**Istruzioni del compito**
Prosegui il testo sulla Notificazione riguardante P. Tissa Balasuriya, riprendendo subito dopo l'ultima frase riportata.

***** Testo estratto

2 gennaio 1997
“Si deve rilevare che P. Balasuriya, negando e relativizzando alcune affermazioni del Magisterio straordinario e ordinario universale, rivela di non riconoscere l’esistenza di un’infallibilità del Romano Pontefice e del Collegio episcopale cum et sub Petro. Riducendo, inoltre, il primato del Successore di Pietro ad una questione di potere egli inficia il carattere peculiare di tale ministero. Nel rendere pubblica la presente Notificazione la Congregazione si sente altresì obbligata a dichiarare che il P. Tissa Balasuriya ha deviato dall’integrità della verità della fede cattolica, e pertanto non può essere considerato teologo cattolico ed è inoltre incorso nella scomunica latae sententiae”.

**********
***** Estratti dei dati

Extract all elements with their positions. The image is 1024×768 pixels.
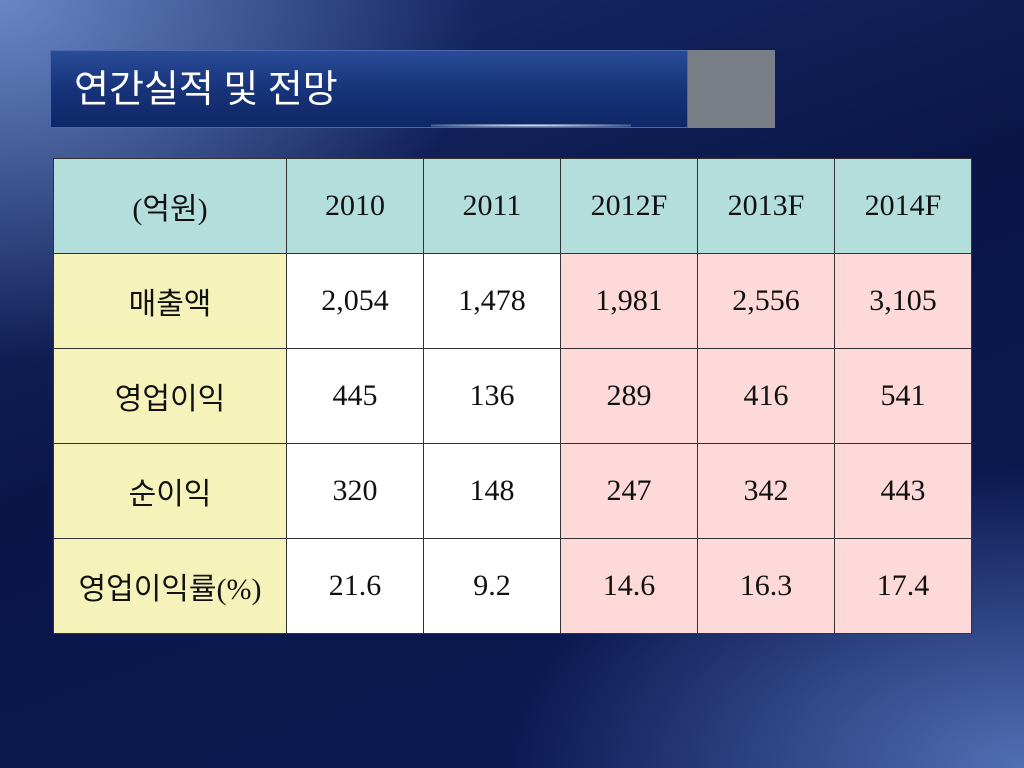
row-label: (억원) (53, 158, 287, 254)
table-cell: 148 (423, 443, 561, 539)
table-cell: 14.6 (560, 538, 698, 634)
table-cell: 3,105 (834, 253, 972, 349)
table-row: 매출액 2,054 1,478 1,981 2,556 3,105 (53, 253, 972, 349)
table-cell: 9.2 (423, 538, 561, 634)
table-cell: 320 (286, 443, 424, 539)
table-cell: 2010 (286, 158, 424, 254)
table-cell: 342 (697, 443, 835, 539)
table-cell: 289 (560, 348, 698, 444)
table-cell: 2012F (560, 158, 698, 254)
table-cell: 1,478 (423, 253, 561, 349)
table-cell: 2011 (423, 158, 561, 254)
table-row: 영업이익률(%) 21.6 9.2 14.6 16.3 17.4 (53, 538, 972, 634)
row-label: 영업이익률(%) (53, 538, 287, 634)
table-cell: 445 (286, 348, 424, 444)
table-cell: 21.6 (286, 538, 424, 634)
table-row: 영업이익 445 136 289 416 541 (53, 348, 972, 444)
title-accent (688, 50, 775, 128)
table-cell: 17.4 (834, 538, 972, 634)
table-cell: 16.3 (697, 538, 835, 634)
row-label: 영업이익 (53, 348, 287, 444)
table-cell: 443 (834, 443, 972, 539)
header-row: (억원) 2010 2011 2012F 2013F 2014F (53, 158, 972, 254)
table-cell: 2013F (697, 158, 835, 254)
table-cell: 1,981 (560, 253, 698, 349)
table-cell: 541 (834, 348, 972, 444)
table-cell: 2014F (834, 158, 972, 254)
table-cell: 416 (697, 348, 835, 444)
table-row: 순이익 320 148 247 342 443 (53, 443, 972, 539)
slide-title: 연간실적 및 전망 (74, 69, 338, 111)
row-label: 매출액 (53, 253, 287, 349)
table-cell: 2,054 (286, 253, 424, 349)
table-cell: 247 (560, 443, 698, 539)
table-cell: 136 (423, 348, 561, 444)
table-cell: 2,556 (697, 253, 835, 349)
results-table: (억원) 2010 2011 2012F 2013F 2014F 매출액 2,054 1,478… (53, 158, 972, 634)
row-label: 순이익 (53, 443, 287, 539)
title-bar (50, 50, 688, 128)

**********

**Risposta al compito**
Introduzione
Il 5 giugno 1994 la Conferenza Episcopale dello Sri Lanka dichiarò pubblicamente che l’opera Mary and Human Liberation (1) del Rev.do P. Tissa Balasuriya, OMI, conteneva affermazioni incompatibili con la fede della Chiesa, in merito alla dottrina sulla Rivelazione e la sua trasmissione, sulla Cristologia, soteriologia e mariologia. Nel contempo essa ammoniva i fedeli ad astenersi dalla lettura di tale testo. L’Autore reagiva negativamente affermando che il suo scritto era stato interpretato erroneamente ed esigendo che gli fosse dimostrata la veracità delle accuse.
Poiché tali idee erronee, nonostante la dichiarazione della Conferenza Episcopale Srilankese, continuavano a diffondersi tra i fedeli oltre i confini dello Sri Lanka, la Congregazione per la Dottrina della Fede decise di intervenire, nella sua responsabilità per la tutela della fede nell’orbe cattolico. Alla fine del luglio 1994 il Dicastero inviò al Superiore Generale degli Oblati di Maria Immacolata una serie di osservazioni al suddetto scritto, confermando che in esso si riscontrano affermazioni manifestamente incompatibili con la fede della Chiesa.
Invitava inoltre lo stesso Superiore a prendere opportune misure, compresa la richiesta di una pubblica ritrattazione.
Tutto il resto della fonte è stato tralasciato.